* [GIVEN DATA]
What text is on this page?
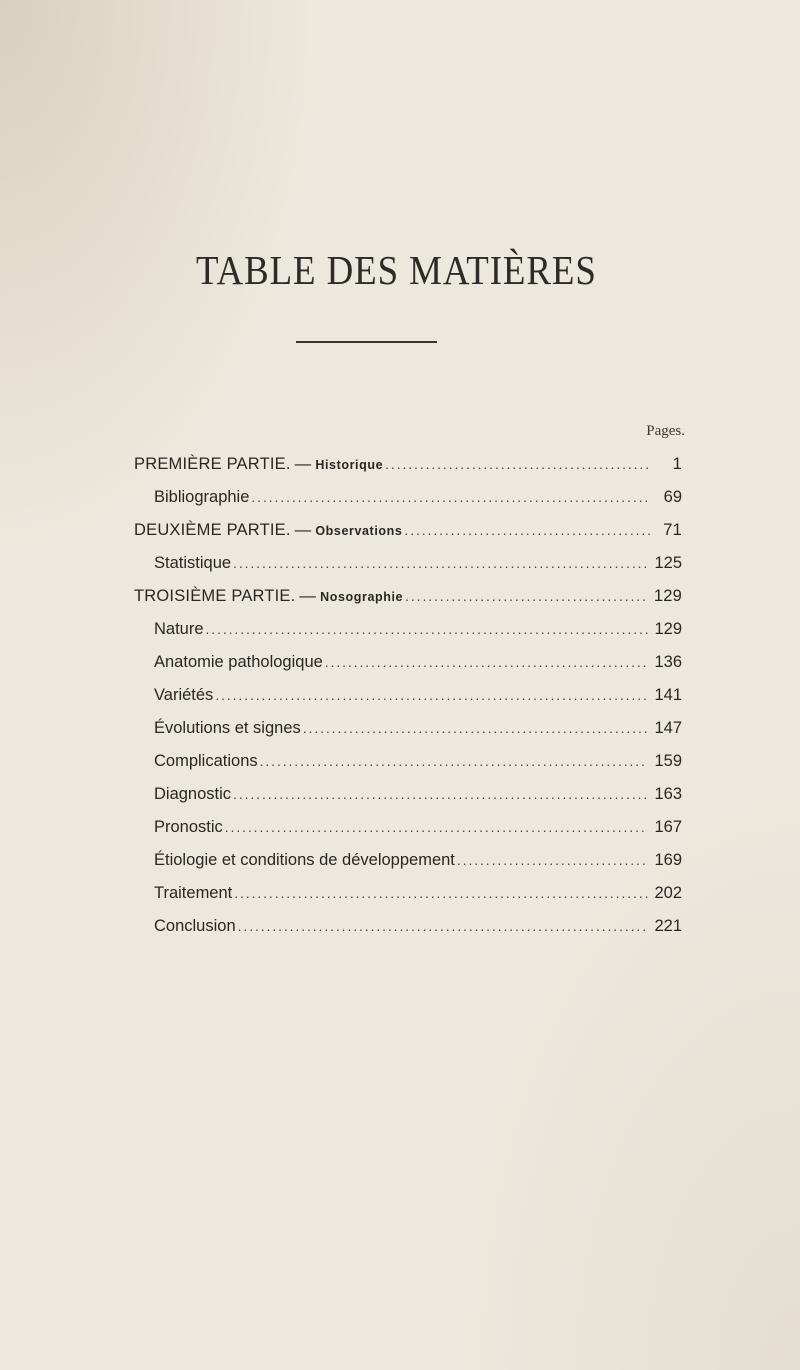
TABLE DES MATIÈRES
Pages.
PREMIÈRE PARTIE. — Historique . . .	1
Bibliographie . . .	69
DEUXIÈME PARTIE. — Observations . . .	71
Statistique . . .	125
TROISIÈME PARTIE. — Nosographie . . .	129
Nature . . .	129
Anatomie pathologique . . .	136
Variétés . . .	141
Évolutions et signes . . .	147
Complications . . .	159
Diagnostic . . .	163
Pronostic . . .	167
Étiologie et conditions de développement . . .	169
Traitement . . .	202
Conclusion . . .	221
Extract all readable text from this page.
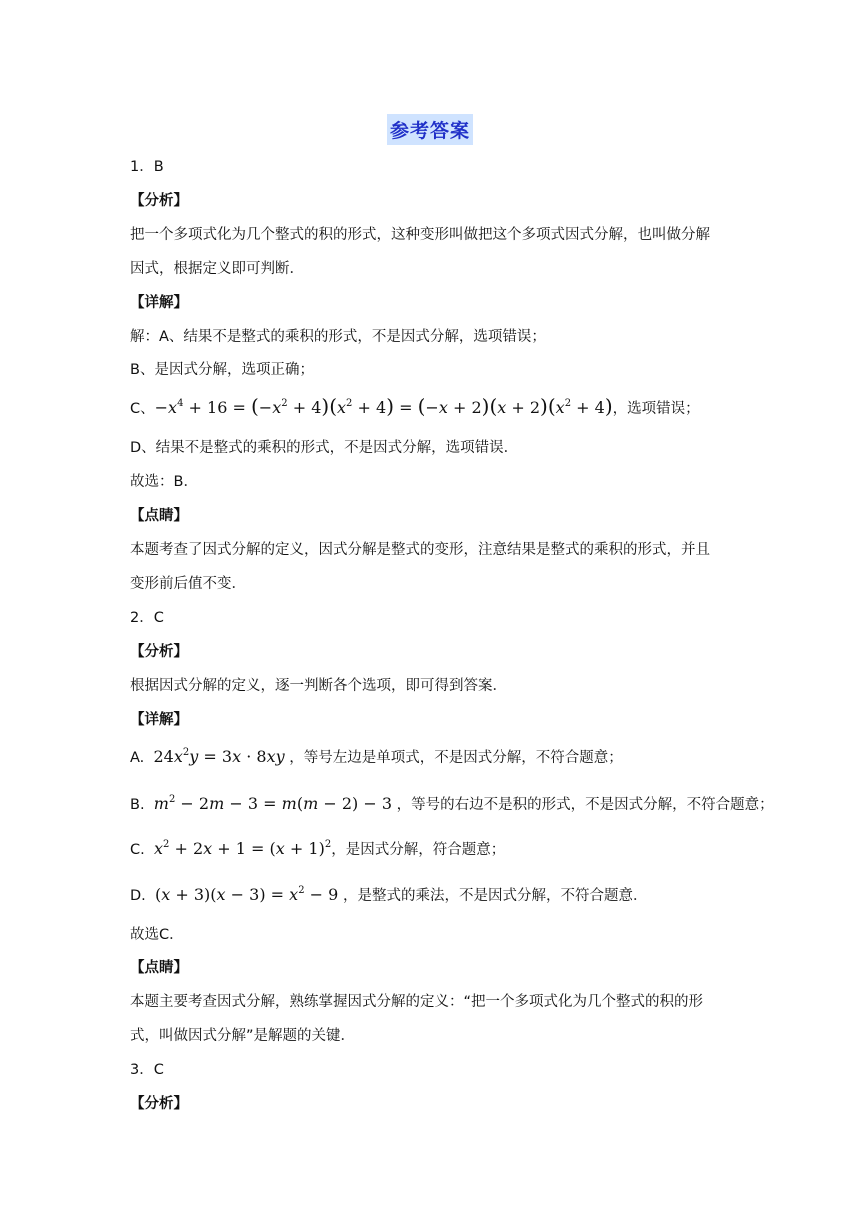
参考答案
1．B
【分析】
把一个多项式化为几个整式的积的形式，这种变形叫做把这个多项式因式分解，也叫做分解
因式，根据定义即可判断．
【详解】
解：A、结果不是整式的乘积的形式，不是因式分解，选项错误；
B、是因式分解，选项正确；
C、$-x^4 + 16 = (-x^2 + 4)(x^2 + 4) = (-x + 2)(x + 2)(x^2 + 4)$，选项错误；
D、结果不是整式的乘积的形式，不是因式分解，选项错误．
故选：B．
【点睛】
本题考查了因式分解的定义，因式分解是整式的变形，注意结果是整式的乘积的形式，并且
变形前后值不变．
2．C
【分析】
根据因式分解的定义，逐一判断各个选项，即可得到答案．
【详解】
A. $24x^2y = 3x \cdot 8xy$ ，等号左边是单项式，不是因式分解，不符合题意；
B. $m^2 - 2m - 3 = m(m - 2) - 3$ ，等号的右边不是积的形式，不是因式分解，不符合题意；
C. $x^2 + 2x + 1 = (x + 1)^2$，是因式分解，符合题意；
D. $(x + 3)(x - 3) = x^2 - 9$ ，是整式的乘法，不是因式分解，不符合题意．
故选C．
【点睛】
本题主要考查因式分解，熟练掌握因式分解的定义：“把一个多项式化为几个整式的积的形
式，叫做因式分解”是解题的关键．
3．C
【分析】
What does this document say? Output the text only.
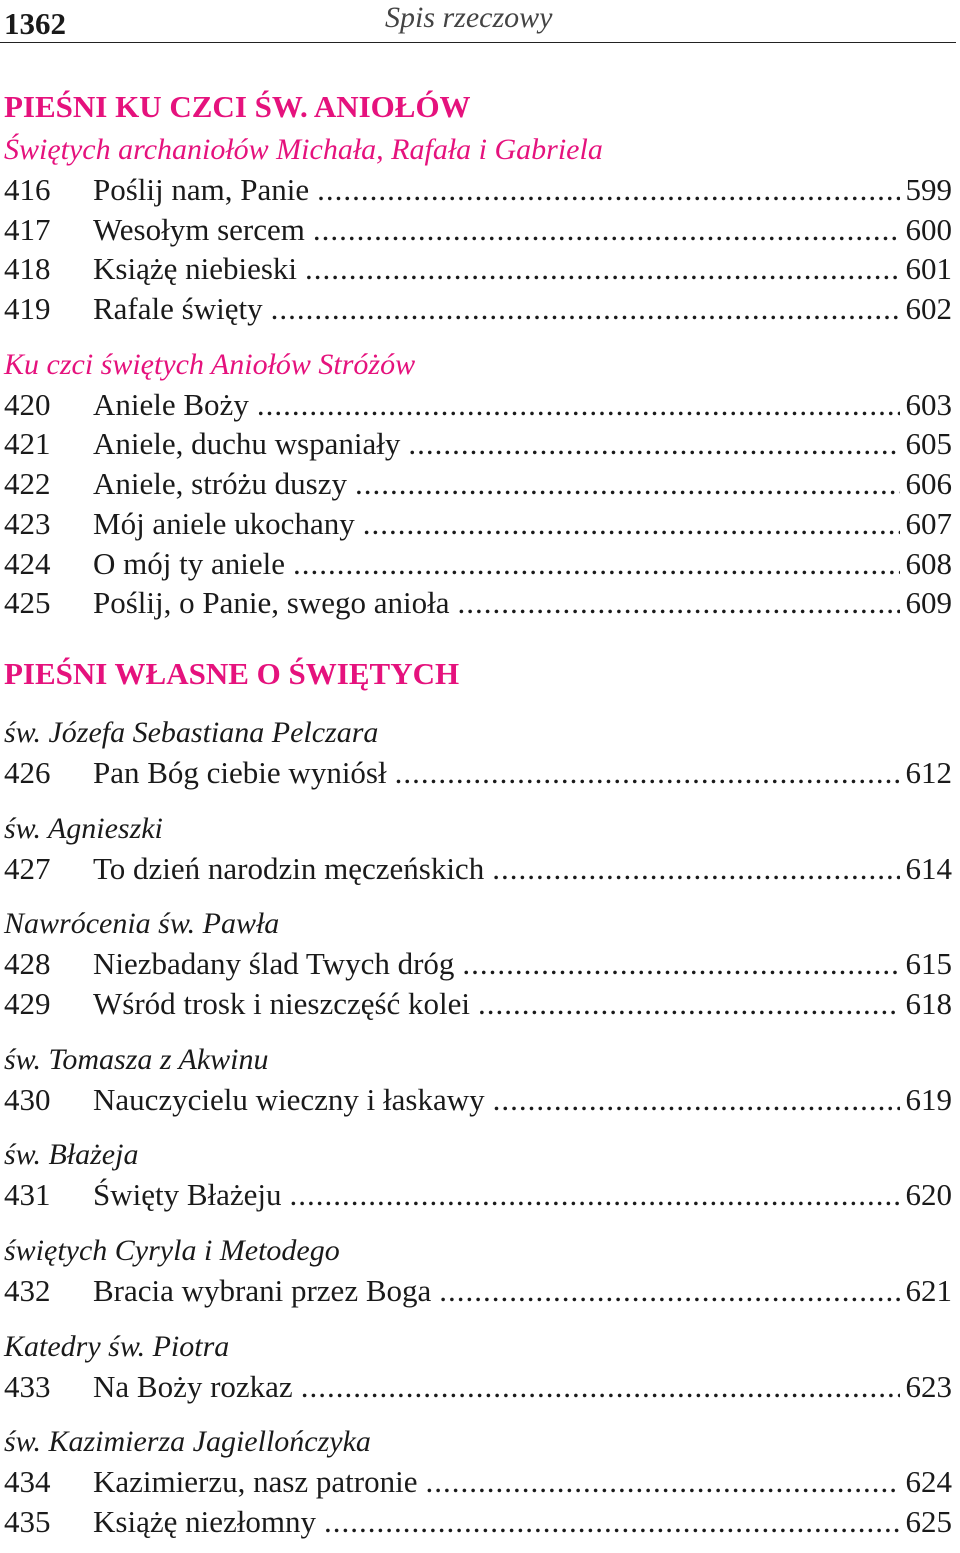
1362	Spis rzeczowy
PIEŚNI KU CZCI ŚW. ANIOŁÓW
Świętych archaniołów Michała, Rafała i Gabriela
416	Poślij nam, Panie .....	599
417	Wesołym sercem .....	600
418	Książę niebieski .....	601
419	Rafale święty .....	602
Ku czci świętych Aniołów Stróżów
420	Aniele Boży .....	603
421	Aniele, duchu wspaniały .....	605
422	Aniele, stróżu duszy .....	606
423	Mój aniele ukochany .....	607
424	O mój ty aniele .....	608
425	Poślij, o Panie, swego anioła .....	609
PIEŚNI WŁASNE O ŚWIĘTYCH
św. Józefa Sebastiana Pelczara
426	Pan Bóg ciebie wyniósł .....	612
św. Agnieszki
427	To dzień narodzin męczeńskich .....	614
Nawrócenia św. Pawła
428	Niezbadany ślad Twych dróg .....	615
429	Wśród trosk i nieszczęść kolei .....	618
św. Tomasza z Akwinu
430	Nauczycielu wieczny i łaskawy .....	619
św. Błażeja
431	Święty Błażeju .....	620
świętych Cyryla i Metodego
432	Bracia wybrani przez Boga .....	621
Katedry św. Piotra
433	Na Boży rozkaz .....	623
św. Kazimierza Jagiellończyka
434	Kazimierzu, nasz patronie .....	624
435	Książę niezłomny .....	625
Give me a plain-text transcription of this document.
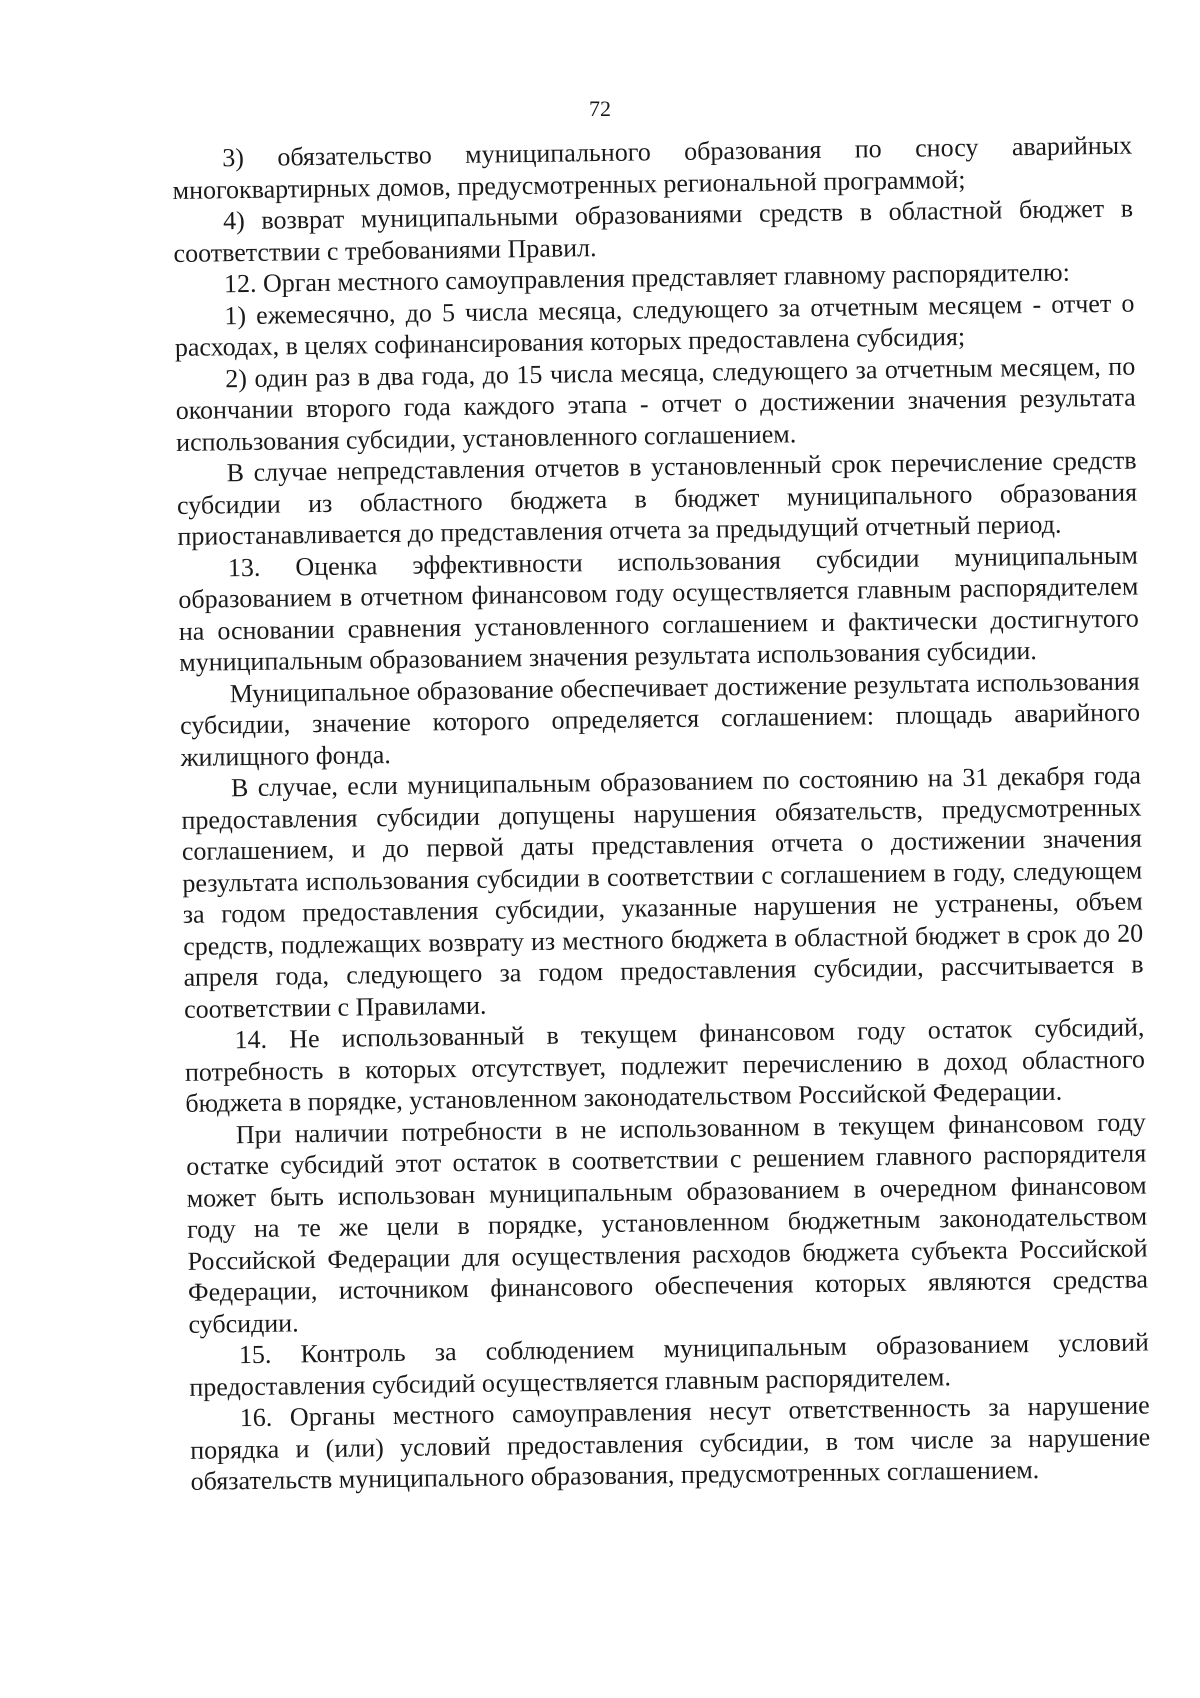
72

3) обязательство муниципального образования по сносу аварийных многоквартирных домов, предусмотренных региональной программой;

4) возврат муниципальными образованиями средств в областной бюджет в соответствии с требованиями Правил.

12. Орган местного самоуправления представляет главному распорядителю:

1) ежемесячно, до 5 числа месяца, следующего за отчетным месяцем - отчет о расходах, в целях софинансирования которых предоставлена субсидия;

2) один раз в два года, до 15 числа месяца, следующего за отчетным месяцем, по окончании второго года каждого этапа - отчет о достижении значения результата использования субсидии, установленного соглашением.

В случае непредставления отчетов в установленный срок перечисление средств субсидии из областного бюджета в бюджет муниципального образования приостанавливается до представления отчета за предыдущий отчетный период.

13. Оценка эффективности использования субсидии муниципальным образованием в отчетном финансовом году осуществляется главным распорядителем на основании сравнения установленного соглашением и фактически достигнутого муниципальным образованием значения результата использования субсидии.

Муниципальное образование обеспечивает достижение результата использования субсидии, значение которого определяется соглашением: площадь аварийного жилищного фонда.

В случае, если муниципальным образованием по состоянию на 31 декабря года предоставления субсидии допущены нарушения обязательств, предусмотренных соглашением, и до первой даты представления отчета о достижении значения результата использования субсидии в соответствии с соглашением в году, следующем за годом предоставления субсидии, указанные нарушения не устранены, объем средств, подлежащих возврату из местного бюджета в областной бюджет в срок до 20 апреля года, следующего за годом предоставления субсидии, рассчитывается в соответствии с Правилами.

14. Не использованный в текущем финансовом году остаток субсидий, потребность в которых отсутствует, подлежит перечислению в доход областного бюджета в порядке, установленном законодательством Российской Федерации.

При наличии потребности в не использованном в текущем финансовом году остатке субсидий этот остаток в соответствии с решением главного распорядителя может быть использован муниципальным образованием в очередном финансовом году на те же цели в порядке, установленном бюджетным законодательством Российской Федерации для осуществления расходов бюджета субъекта Российской Федерации, источником финансового обеспечения которых являются средства субсидии.

15. Контроль за соблюдением муниципальным образованием условий предоставления субсидий осуществляется главным распорядителем.

16. Органы местного самоуправления несут ответственность за нарушение порядка и (или) условий предоставления субсидии, в том числе за нарушение обязательств муниципального образования, предусмотренных соглашением.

* [WHAT THE EXERCISE ASKS] Transcribe the full listing above exactly, with the images removed.

* [EXERCISE SOLUTION]
What text is on this page?
TABLE DES MATIÈRES
Pages.
PREMIÈRE PARTIE. — Historique . . .	1
Bibliographie . . .	69
DEUXIÈME PARTIE. — Observations . . .	71
Statistique . . .	125
TROISIÈME PARTIE. — Nosographie . . .	129
Nature . . .	129
Anatomie pathologique . . .	136
Variétés . . .	141
Évolutions et signes . . .	147
Complications . . .	159
Diagnostic . . .	163
Pronostic . . .	167
Étiologie et conditions de développement . . .	169
Traitement . . .	202
Conclusion . . .	221
Extract all readable text from this page.
参考答案
1．B
【分析】
把一个多项式化为几个整式的积的形式，这种变形叫做把这个多项式因式分解，也叫做分解
因式，根据定义即可判断．
【详解】
解：A、结果不是整式的乘积的形式，不是因式分解，选项错误；
B、是因式分解，选项正确；
C、$-x^4 + 16 = (-x^2 + 4)(x^2 + 4) = (-x + 2)(x + 2)(x^2 + 4)$，选项错误；
D、结果不是整式的乘积的形式，不是因式分解，选项错误．
故选：B．
【点睛】
本题考查了因式分解的定义，因式分解是整式的变形，注意结果是整式的乘积的形式，并且
变形前后值不变．
2．C
【分析】
根据因式分解的定义，逐一判断各个选项，即可得到答案．
【详解】
A. $24x^2y = 3x \cdot 8xy$ ，等号左边是单项式，不是因式分解，不符合题意；
B. $m^2 - 2m - 3 = m(m - 2) - 3$ ，等号的右边不是积的形式，不是因式分解，不符合题意；
C. $x^2 + 2x + 1 = (x + 1)^2$，是因式分解，符合题意；
D. $(x + 3)(x - 3) = x^2 - 9$ ，是整式的乘法，不是因式分解，不符合题意．
故选C．
【点睛】
本题主要考查因式分解，熟练掌握因式分解的定义：“把一个多项式化为几个整式的积的形
式，叫做因式分解”是解题的关键．
3．C
【分析】
What does this document say? Output the text only.
1362	Spis rzeczowy
PIEŚNI KU CZCI ŚW. ANIOŁÓW
Świętych archaniołów Michała, Rafała i Gabriela
416	Poślij nam, Panie .....	599
417	Wesołym sercem .....	600
418	Książę niebieski .....	601
419	Rafale święty .....	602
Ku czci świętych Aniołów Stróżów
420	Aniele Boży .....	603
421	Aniele, duchu wspaniały .....	605
422	Aniele, stróżu duszy .....	606
423	Mój aniele ukochany .....	607
424	O mój ty aniele .....	608
425	Poślij, o Panie, swego anioła .....	609
PIEŚNI WŁASNE O ŚWIĘTYCH
św. Józefa Sebastiana Pelczara
426	Pan Bóg ciebie wyniósł .....	612
św. Agnieszki
427	To dzień narodzin męczeńskich .....	614
Nawrócenia św. Pawła
428	Niezbadany ślad Twych dróg .....	615
429	Wśród trosk i nieszczęść kolei .....	618
św. Tomasza z Akwinu
430	Nauczycielu wieczny i łaskawy .....	619
św. Błażeja
431	Święty Błażeju .....	620
świętych Cyryla i Metodego
432	Bracia wybrani przez Boga .....	621
Katedry św. Piotra
433	Na Boży rozkaz .....	623
św. Kazimierza Jagiellończyka
434	Kazimierzu, nasz patronie .....	624
435	Książę niezłomny .....	625
Give me a plain-text transcription of this document.
72

3) обязательство муниципального образования по сносу аварийных многоквартирных домов, предусмотренных региональной программой;

4) возврат муниципальными образованиями средств в областной бюджет в соответствии с требованиями Правил.

12. Орган местного самоуправления представляет главному распорядителю:

1) ежемесячно, до 5 числа месяца, следующего за отчетным месяцем - отчет о расходах, в целях софинансирования которых предоставлена субсидия;

2) один раз в два года, до 15 числа месяца, следующего за отчетным месяцем, по окончании второго года каждого этапа - отчет о достижении значения результата использования субсидии, установленного соглашением.

В случае непредставления отчетов в установленный срок перечисление средств субсидии из областного бюджета в бюджет муниципального образования приостанавливается до представления отчета за предыдущий отчетный период.

13. Оценка эффективности использования субсидии муниципальным образованием в отчетном финансовом году осуществляется главным распорядителем на основании сравнения установленного соглашением и фактически достигнутого муниципальным образованием значения результата использования субсидии.

Муниципальное образование обеспечивает достижение результата использования субсидии, значение которого определяется соглашением: площадь аварийного жилищного фонда.

В случае, если муниципальным образованием по состоянию на 31 декабря года предоставления субсидии допущены нарушения обязательств, предусмотренных соглашением, и до первой даты представления отчета о достижении значения результата использования субсидии в соответствии с соглашением в году, следующем за годом предоставления субсидии, указанные нарушения не устранены, объем средств, подлежащих возврату из местного бюджета в областной бюджет в срок до 20 апреля года, следующего за годом предоставления субсидии, рассчитывается в соответствии с Правилами.

14. Не использованный в текущем финансовом году остаток субсидий, потребность в которых отсутствует, подлежит перечислению в доход областного бюджета в порядке, установленном законодательством Российской Федерации.

При наличии потребности в не использованном в текущем финансовом году остатке субсидий этот остаток в соответствии с решением главного распорядителя может быть использован муниципальным образованием в очередном финансовом году на те же цели в порядке, установленном бюджетным законодательством Российской Федерации для осуществления расходов бюджета субъекта Российской Федерации, источником финансового обеспечения которых являются средства субсидии.

15. Контроль за соблюдением муниципальным образованием условий предоставления субсидий осуществляется главным распорядителем.

16. Органы местного самоуправления несут ответственность за нарушение порядка и (или) условий предоставления субсидии, в том числе за нарушение обязательств муниципального образования, предусмотренных соглашением.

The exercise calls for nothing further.